-- AVAILABLE RECORDS start --

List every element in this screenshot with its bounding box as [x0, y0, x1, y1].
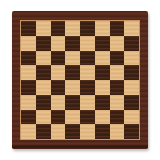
square-r5c1: [21, 80, 36, 95]
square-r7c7: [110, 110, 125, 125]
square-r3c3: [51, 51, 66, 66]
board-grid: [21, 21, 139, 139]
square-r4c8: [124, 65, 139, 80]
square-r8c2: [36, 124, 51, 139]
square-r5c2: [36, 80, 51, 95]
square-r8c4: [65, 124, 80, 139]
square-r3c1: [21, 51, 36, 66]
square-r6c6: [95, 95, 110, 110]
board-bottom-edge: [12, 145, 148, 149]
square-r8c8: [124, 124, 139, 139]
square-r6c4: [65, 95, 80, 110]
square-r1c6: [95, 21, 110, 36]
square-r7c8: [124, 110, 139, 125]
square-r7c6: [95, 110, 110, 125]
square-r3c2: [36, 51, 51, 66]
square-r1c7: [110, 21, 125, 36]
square-r4c6: [95, 65, 110, 80]
square-r7c5: [80, 110, 95, 125]
square-r3c4: [65, 51, 80, 66]
square-r1c4: [65, 21, 80, 36]
square-r7c3: [51, 110, 66, 125]
square-r8c6: [95, 124, 110, 139]
square-r4c1: [21, 65, 36, 80]
square-r4c7: [110, 65, 125, 80]
square-r7c4: [65, 110, 80, 125]
square-r5c5: [80, 80, 95, 95]
square-r5c6: [95, 80, 110, 95]
square-r4c5: [80, 65, 95, 80]
square-r3c6: [95, 51, 110, 66]
square-r4c3: [51, 65, 66, 80]
square-r3c5: [80, 51, 95, 66]
square-r6c7: [110, 95, 125, 110]
square-r8c1: [21, 124, 36, 139]
square-r1c8: [124, 21, 139, 36]
square-r7c1: [21, 110, 36, 125]
square-r2c8: [124, 36, 139, 51]
square-r3c8: [124, 51, 139, 66]
square-r2c1: [21, 36, 36, 51]
square-r1c1: [21, 21, 36, 36]
square-r5c8: [124, 80, 139, 95]
photo-background: [0, 0, 160, 160]
square-r2c3: [51, 36, 66, 51]
square-r5c4: [65, 80, 80, 95]
square-r5c3: [51, 80, 66, 95]
square-r6c2: [36, 95, 51, 110]
square-r6c5: [80, 95, 95, 110]
square-r5c7: [110, 80, 125, 95]
square-r7c2: [36, 110, 51, 125]
square-r2c7: [110, 36, 125, 51]
square-r6c3: [51, 95, 66, 110]
square-r2c2: [36, 36, 51, 51]
square-r4c4: [65, 65, 80, 80]
square-r2c5: [80, 36, 95, 51]
square-r8c3: [51, 124, 66, 139]
square-r8c5: [80, 124, 95, 139]
square-r6c1: [21, 95, 36, 110]
chess-board: [12, 11, 148, 149]
square-r2c4: [65, 36, 80, 51]
square-r8c7: [110, 124, 125, 139]
square-r3c7: [110, 51, 125, 66]
square-r6c8: [124, 95, 139, 110]
square-r1c2: [36, 21, 51, 36]
square-r4c2: [36, 65, 51, 80]
square-r1c5: [80, 21, 95, 36]
square-r2c6: [95, 36, 110, 51]
square-r1c3: [51, 21, 66, 36]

-- AVAILABLE RECORDS end --

**WHAT YOU WILL DO**
Copy the rows above with "screenshot" replaced by "image" and everything else unchanged. Leave the pictures out.

**IN RESPONSE**
List every element in this image with its bounding box as [x0, y0, x1, y1].
square-r5c1: [21, 80, 36, 95]
square-r7c7: [110, 110, 125, 125]
square-r3c3: [51, 51, 66, 66]
board-grid: [21, 21, 139, 139]
square-r4c8: [124, 65, 139, 80]
square-r8c2: [36, 124, 51, 139]
square-r5c2: [36, 80, 51, 95]
square-r8c4: [65, 124, 80, 139]
square-r3c1: [21, 51, 36, 66]
square-r6c6: [95, 95, 110, 110]
board-bottom-edge: [12, 145, 148, 149]
square-r8c8: [124, 124, 139, 139]
square-r6c4: [65, 95, 80, 110]
square-r1c6: [95, 21, 110, 36]
square-r7c8: [124, 110, 139, 125]
square-r7c6: [95, 110, 110, 125]
square-r3c2: [36, 51, 51, 66]
square-r1c7: [110, 21, 125, 36]
square-r4c6: [95, 65, 110, 80]
square-r7c5: [80, 110, 95, 125]
square-r3c4: [65, 51, 80, 66]
square-r1c4: [65, 21, 80, 36]
square-r7c3: [51, 110, 66, 125]
square-r8c6: [95, 124, 110, 139]
square-r4c1: [21, 65, 36, 80]
square-r4c7: [110, 65, 125, 80]
square-r7c4: [65, 110, 80, 125]
square-r5c5: [80, 80, 95, 95]
square-r5c6: [95, 80, 110, 95]
square-r4c5: [80, 65, 95, 80]
square-r3c6: [95, 51, 110, 66]
square-r4c3: [51, 65, 66, 80]
square-r3c5: [80, 51, 95, 66]
square-r6c7: [110, 95, 125, 110]
square-r8c1: [21, 124, 36, 139]
square-r1c8: [124, 21, 139, 36]
square-r7c1: [21, 110, 36, 125]
square-r2c8: [124, 36, 139, 51]
square-r3c8: [124, 51, 139, 66]
square-r2c1: [21, 36, 36, 51]
square-r1c1: [21, 21, 36, 36]
square-r5c8: [124, 80, 139, 95]
photo-background: [0, 0, 160, 160]
square-r2c3: [51, 36, 66, 51]
square-r5c4: [65, 80, 80, 95]
square-r5c3: [51, 80, 66, 95]
square-r6c2: [36, 95, 51, 110]
square-r6c5: [80, 95, 95, 110]
square-r5c7: [110, 80, 125, 95]
square-r7c2: [36, 110, 51, 125]
square-r2c7: [110, 36, 125, 51]
square-r6c3: [51, 95, 66, 110]
square-r2c2: [36, 36, 51, 51]
square-r4c4: [65, 65, 80, 80]
square-r2c5: [80, 36, 95, 51]
square-r8c3: [51, 124, 66, 139]
square-r8c5: [80, 124, 95, 139]
square-r6c1: [21, 95, 36, 110]
chess-board: [12, 11, 148, 149]
square-r2c4: [65, 36, 80, 51]
square-r8c7: [110, 124, 125, 139]
square-r3c7: [110, 51, 125, 66]
square-r6c8: [124, 95, 139, 110]
square-r1c2: [36, 21, 51, 36]
square-r4c2: [36, 65, 51, 80]
square-r1c5: [80, 21, 95, 36]
square-r2c6: [95, 36, 110, 51]
square-r1c3: [51, 21, 66, 36]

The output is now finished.